Material:
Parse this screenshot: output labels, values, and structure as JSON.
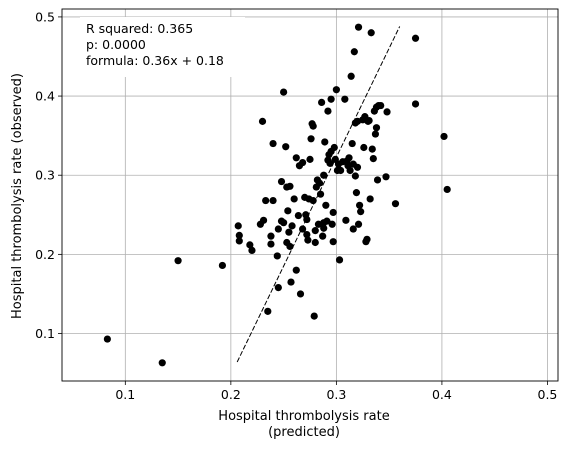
{
  "chart_data": {
    "type": "scatter",
    "xlabel_line1": "Hospital thrombolysis rate",
    "xlabel_line2": "(predicted)",
    "ylabel": "Hospital thrombolysis rate (observed)",
    "xlim": [
      0.04,
      0.51
    ],
    "ylim": [
      0.04,
      0.51
    ],
    "xticks": [
      0.1,
      0.2,
      0.3,
      0.4,
      0.5
    ],
    "yticks": [
      0.1,
      0.2,
      0.3,
      0.4,
      0.5
    ],
    "xtick_labels": [
      "0.1",
      "0.2",
      "0.3",
      "0.4",
      "0.5"
    ],
    "ytick_labels": [
      "0.1",
      "0.2",
      "0.3",
      "0.4",
      "0.5"
    ],
    "grid": true,
    "annotation": {
      "line1": "R squared: 0.365",
      "line2": "p: 0.0000",
      "line3": "formula: 0.36x + 0.18",
      "placement": "top-left"
    },
    "fit_line": {
      "x": [
        0.206,
        0.36
      ],
      "y": [
        0.064,
        0.488
      ],
      "style": "dashed"
    },
    "point_color": "#000000",
    "points": [
      [
        0.083,
        0.093
      ],
      [
        0.135,
        0.063
      ],
      [
        0.15,
        0.192
      ],
      [
        0.192,
        0.186
      ],
      [
        0.207,
        0.236
      ],
      [
        0.208,
        0.224
      ],
      [
        0.208,
        0.217
      ],
      [
        0.218,
        0.212
      ],
      [
        0.22,
        0.205
      ],
      [
        0.228,
        0.238
      ],
      [
        0.23,
        0.368
      ],
      [
        0.231,
        0.243
      ],
      [
        0.233,
        0.268
      ],
      [
        0.235,
        0.128
      ],
      [
        0.238,
        0.223
      ],
      [
        0.238,
        0.213
      ],
      [
        0.24,
        0.268
      ],
      [
        0.24,
        0.34
      ],
      [
        0.244,
        0.198
      ],
      [
        0.245,
        0.158
      ],
      [
        0.245,
        0.232
      ],
      [
        0.248,
        0.292
      ],
      [
        0.248,
        0.242
      ],
      [
        0.25,
        0.405
      ],
      [
        0.25,
        0.24
      ],
      [
        0.252,
        0.336
      ],
      [
        0.253,
        0.215
      ],
      [
        0.253,
        0.285
      ],
      [
        0.254,
        0.255
      ],
      [
        0.255,
        0.228
      ],
      [
        0.256,
        0.286
      ],
      [
        0.256,
        0.21
      ],
      [
        0.257,
        0.165
      ],
      [
        0.258,
        0.236
      ],
      [
        0.26,
        0.27
      ],
      [
        0.262,
        0.322
      ],
      [
        0.262,
        0.18
      ],
      [
        0.264,
        0.249
      ],
      [
        0.265,
        0.312
      ],
      [
        0.266,
        0.15
      ],
      [
        0.268,
        0.232
      ],
      [
        0.268,
        0.316
      ],
      [
        0.27,
        0.272
      ],
      [
        0.271,
        0.25
      ],
      [
        0.272,
        0.244
      ],
      [
        0.272,
        0.225
      ],
      [
        0.273,
        0.218
      ],
      [
        0.274,
        0.27
      ],
      [
        0.275,
        0.32
      ],
      [
        0.276,
        0.346
      ],
      [
        0.277,
        0.365
      ],
      [
        0.278,
        0.362
      ],
      [
        0.278,
        0.268
      ],
      [
        0.279,
        0.122
      ],
      [
        0.28,
        0.23
      ],
      [
        0.28,
        0.215
      ],
      [
        0.281,
        0.285
      ],
      [
        0.282,
        0.294
      ],
      [
        0.283,
        0.238
      ],
      [
        0.284,
        0.29
      ],
      [
        0.285,
        0.276
      ],
      [
        0.286,
        0.392
      ],
      [
        0.287,
        0.223
      ],
      [
        0.288,
        0.24
      ],
      [
        0.288,
        0.233
      ],
      [
        0.288,
        0.3
      ],
      [
        0.289,
        0.342
      ],
      [
        0.29,
        0.262
      ],
      [
        0.291,
        0.242
      ],
      [
        0.292,
        0.319
      ],
      [
        0.292,
        0.381
      ],
      [
        0.293,
        0.326
      ],
      [
        0.294,
        0.315
      ],
      [
        0.295,
        0.396
      ],
      [
        0.295,
        0.33
      ],
      [
        0.296,
        0.238
      ],
      [
        0.297,
        0.253
      ],
      [
        0.297,
        0.216
      ],
      [
        0.298,
        0.335
      ],
      [
        0.299,
        0.32
      ],
      [
        0.3,
        0.408
      ],
      [
        0.301,
        0.306
      ],
      [
        0.302,
        0.314
      ],
      [
        0.303,
        0.193
      ],
      [
        0.304,
        0.306
      ],
      [
        0.306,
        0.317
      ],
      [
        0.308,
        0.396
      ],
      [
        0.309,
        0.243
      ],
      [
        0.31,
        0.318
      ],
      [
        0.311,
        0.312
      ],
      [
        0.312,
        0.322
      ],
      [
        0.313,
        0.306
      ],
      [
        0.314,
        0.425
      ],
      [
        0.315,
        0.34
      ],
      [
        0.316,
        0.232
      ],
      [
        0.316,
        0.314
      ],
      [
        0.317,
        0.456
      ],
      [
        0.318,
        0.366
      ],
      [
        0.318,
        0.299
      ],
      [
        0.319,
        0.278
      ],
      [
        0.32,
        0.31
      ],
      [
        0.32,
        0.368
      ],
      [
        0.321,
        0.487
      ],
      [
        0.321,
        0.238
      ],
      [
        0.322,
        0.262
      ],
      [
        0.323,
        0.254
      ],
      [
        0.325,
        0.37
      ],
      [
        0.326,
        0.335
      ],
      [
        0.327,
        0.374
      ],
      [
        0.328,
        0.216
      ],
      [
        0.329,
        0.219
      ],
      [
        0.33,
        0.368
      ],
      [
        0.331,
        0.369
      ],
      [
        0.332,
        0.27
      ],
      [
        0.333,
        0.48
      ],
      [
        0.334,
        0.333
      ],
      [
        0.335,
        0.321
      ],
      [
        0.336,
        0.381
      ],
      [
        0.337,
        0.352
      ],
      [
        0.338,
        0.386
      ],
      [
        0.338,
        0.36
      ],
      [
        0.339,
        0.294
      ],
      [
        0.34,
        0.388
      ],
      [
        0.342,
        0.388
      ],
      [
        0.347,
        0.298
      ],
      [
        0.348,
        0.38
      ],
      [
        0.356,
        0.264
      ],
      [
        0.375,
        0.473
      ],
      [
        0.375,
        0.39
      ],
      [
        0.402,
        0.349
      ],
      [
        0.405,
        0.282
      ]
    ]
  }
}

Challenge: Write out the entries above verbatim; the pictures do not belong in your copy.

The result:
Parse this screenshot: output labels, values, and structure as JSON.
{
  "chart_data": {
    "type": "scatter",
    "xlabel_line1": "Hospital thrombolysis rate",
    "xlabel_line2": "(predicted)",
    "ylabel": "Hospital thrombolysis rate (observed)",
    "xlim": [
      0.04,
      0.51
    ],
    "ylim": [
      0.04,
      0.51
    ],
    "xticks": [
      0.1,
      0.2,
      0.3,
      0.4,
      0.5
    ],
    "yticks": [
      0.1,
      0.2,
      0.3,
      0.4,
      0.5
    ],
    "xtick_labels": [
      "0.1",
      "0.2",
      "0.3",
      "0.4",
      "0.5"
    ],
    "ytick_labels": [
      "0.1",
      "0.2",
      "0.3",
      "0.4",
      "0.5"
    ],
    "grid": true,
    "annotation": {
      "line1": "R squared: 0.365",
      "line2": "p: 0.0000",
      "line3": "formula: 0.36x + 0.18",
      "placement": "top-left"
    },
    "fit_line": {
      "x": [
        0.206,
        0.36
      ],
      "y": [
        0.064,
        0.488
      ],
      "style": "dashed"
    },
    "point_color": "#000000",
    "points": [
      [
        0.083,
        0.093
      ],
      [
        0.135,
        0.063
      ],
      [
        0.15,
        0.192
      ],
      [
        0.192,
        0.186
      ],
      [
        0.207,
        0.236
      ],
      [
        0.208,
        0.224
      ],
      [
        0.208,
        0.217
      ],
      [
        0.218,
        0.212
      ],
      [
        0.22,
        0.205
      ],
      [
        0.228,
        0.238
      ],
      [
        0.23,
        0.368
      ],
      [
        0.231,
        0.243
      ],
      [
        0.233,
        0.268
      ],
      [
        0.235,
        0.128
      ],
      [
        0.238,
        0.223
      ],
      [
        0.238,
        0.213
      ],
      [
        0.24,
        0.268
      ],
      [
        0.24,
        0.34
      ],
      [
        0.244,
        0.198
      ],
      [
        0.245,
        0.158
      ],
      [
        0.245,
        0.232
      ],
      [
        0.248,
        0.292
      ],
      [
        0.248,
        0.242
      ],
      [
        0.25,
        0.405
      ],
      [
        0.25,
        0.24
      ],
      [
        0.252,
        0.336
      ],
      [
        0.253,
        0.215
      ],
      [
        0.253,
        0.285
      ],
      [
        0.254,
        0.255
      ],
      [
        0.255,
        0.228
      ],
      [
        0.256,
        0.286
      ],
      [
        0.256,
        0.21
      ],
      [
        0.257,
        0.165
      ],
      [
        0.258,
        0.236
      ],
      [
        0.26,
        0.27
      ],
      [
        0.262,
        0.322
      ],
      [
        0.262,
        0.18
      ],
      [
        0.264,
        0.249
      ],
      [
        0.265,
        0.312
      ],
      [
        0.266,
        0.15
      ],
      [
        0.268,
        0.232
      ],
      [
        0.268,
        0.316
      ],
      [
        0.27,
        0.272
      ],
      [
        0.271,
        0.25
      ],
      [
        0.272,
        0.244
      ],
      [
        0.272,
        0.225
      ],
      [
        0.273,
        0.218
      ],
      [
        0.274,
        0.27
      ],
      [
        0.275,
        0.32
      ],
      [
        0.276,
        0.346
      ],
      [
        0.277,
        0.365
      ],
      [
        0.278,
        0.362
      ],
      [
        0.278,
        0.268
      ],
      [
        0.279,
        0.122
      ],
      [
        0.28,
        0.23
      ],
      [
        0.28,
        0.215
      ],
      [
        0.281,
        0.285
      ],
      [
        0.282,
        0.294
      ],
      [
        0.283,
        0.238
      ],
      [
        0.284,
        0.29
      ],
      [
        0.285,
        0.276
      ],
      [
        0.286,
        0.392
      ],
      [
        0.287,
        0.223
      ],
      [
        0.288,
        0.24
      ],
      [
        0.288,
        0.233
      ],
      [
        0.288,
        0.3
      ],
      [
        0.289,
        0.342
      ],
      [
        0.29,
        0.262
      ],
      [
        0.291,
        0.242
      ],
      [
        0.292,
        0.319
      ],
      [
        0.292,
        0.381
      ],
      [
        0.293,
        0.326
      ],
      [
        0.294,
        0.315
      ],
      [
        0.295,
        0.396
      ],
      [
        0.295,
        0.33
      ],
      [
        0.296,
        0.238
      ],
      [
        0.297,
        0.253
      ],
      [
        0.297,
        0.216
      ],
      [
        0.298,
        0.335
      ],
      [
        0.299,
        0.32
      ],
      [
        0.3,
        0.408
      ],
      [
        0.301,
        0.306
      ],
      [
        0.302,
        0.314
      ],
      [
        0.303,
        0.193
      ],
      [
        0.304,
        0.306
      ],
      [
        0.306,
        0.317
      ],
      [
        0.308,
        0.396
      ],
      [
        0.309,
        0.243
      ],
      [
        0.31,
        0.318
      ],
      [
        0.311,
        0.312
      ],
      [
        0.312,
        0.322
      ],
      [
        0.313,
        0.306
      ],
      [
        0.314,
        0.425
      ],
      [
        0.315,
        0.34
      ],
      [
        0.316,
        0.232
      ],
      [
        0.316,
        0.314
      ],
      [
        0.317,
        0.456
      ],
      [
        0.318,
        0.366
      ],
      [
        0.318,
        0.299
      ],
      [
        0.319,
        0.278
      ],
      [
        0.32,
        0.31
      ],
      [
        0.32,
        0.368
      ],
      [
        0.321,
        0.487
      ],
      [
        0.321,
        0.238
      ],
      [
        0.322,
        0.262
      ],
      [
        0.323,
        0.254
      ],
      [
        0.325,
        0.37
      ],
      [
        0.326,
        0.335
      ],
      [
        0.327,
        0.374
      ],
      [
        0.328,
        0.216
      ],
      [
        0.329,
        0.219
      ],
      [
        0.33,
        0.368
      ],
      [
        0.331,
        0.369
      ],
      [
        0.332,
        0.27
      ],
      [
        0.333,
        0.48
      ],
      [
        0.334,
        0.333
      ],
      [
        0.335,
        0.321
      ],
      [
        0.336,
        0.381
      ],
      [
        0.337,
        0.352
      ],
      [
        0.338,
        0.386
      ],
      [
        0.338,
        0.36
      ],
      [
        0.339,
        0.294
      ],
      [
        0.34,
        0.388
      ],
      [
        0.342,
        0.388
      ],
      [
        0.347,
        0.298
      ],
      [
        0.348,
        0.38
      ],
      [
        0.356,
        0.264
      ],
      [
        0.375,
        0.473
      ],
      [
        0.375,
        0.39
      ],
      [
        0.402,
        0.349
      ],
      [
        0.405,
        0.282
      ]
    ]
  }
}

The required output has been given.